§ **WHAT TO DO**
Tally the lines that contain the string "prípadov" and give the number by itself.

§ **RECORDS TO USE**

+---+

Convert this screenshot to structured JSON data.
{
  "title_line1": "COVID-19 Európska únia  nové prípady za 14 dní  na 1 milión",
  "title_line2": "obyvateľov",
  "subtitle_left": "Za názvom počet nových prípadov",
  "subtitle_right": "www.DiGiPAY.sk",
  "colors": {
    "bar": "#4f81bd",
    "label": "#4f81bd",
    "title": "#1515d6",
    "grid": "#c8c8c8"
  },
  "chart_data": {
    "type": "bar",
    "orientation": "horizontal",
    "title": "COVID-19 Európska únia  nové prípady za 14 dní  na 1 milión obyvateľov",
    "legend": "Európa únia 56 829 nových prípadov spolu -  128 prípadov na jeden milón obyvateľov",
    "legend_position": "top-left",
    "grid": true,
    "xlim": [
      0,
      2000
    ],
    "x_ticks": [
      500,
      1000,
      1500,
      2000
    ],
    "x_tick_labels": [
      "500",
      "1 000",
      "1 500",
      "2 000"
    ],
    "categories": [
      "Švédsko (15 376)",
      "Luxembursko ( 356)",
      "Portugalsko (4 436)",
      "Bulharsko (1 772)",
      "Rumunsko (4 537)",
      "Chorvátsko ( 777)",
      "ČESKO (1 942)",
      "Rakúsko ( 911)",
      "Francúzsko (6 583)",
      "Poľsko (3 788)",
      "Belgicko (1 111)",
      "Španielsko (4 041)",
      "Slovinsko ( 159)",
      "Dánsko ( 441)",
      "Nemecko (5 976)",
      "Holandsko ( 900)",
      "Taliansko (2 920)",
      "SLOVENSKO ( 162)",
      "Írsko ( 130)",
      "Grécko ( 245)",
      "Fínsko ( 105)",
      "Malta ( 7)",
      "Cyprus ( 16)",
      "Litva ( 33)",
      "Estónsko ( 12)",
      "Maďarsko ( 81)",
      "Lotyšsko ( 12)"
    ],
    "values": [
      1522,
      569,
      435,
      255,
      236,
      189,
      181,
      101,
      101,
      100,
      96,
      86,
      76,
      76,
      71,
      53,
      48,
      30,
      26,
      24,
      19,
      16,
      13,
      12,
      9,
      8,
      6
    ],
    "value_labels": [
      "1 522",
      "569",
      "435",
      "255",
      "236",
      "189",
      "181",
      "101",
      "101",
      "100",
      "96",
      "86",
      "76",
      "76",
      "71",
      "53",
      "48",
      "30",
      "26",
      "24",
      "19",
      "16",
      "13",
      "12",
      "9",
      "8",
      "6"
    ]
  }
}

+---+

§ **THE COMPLETED TASK**
2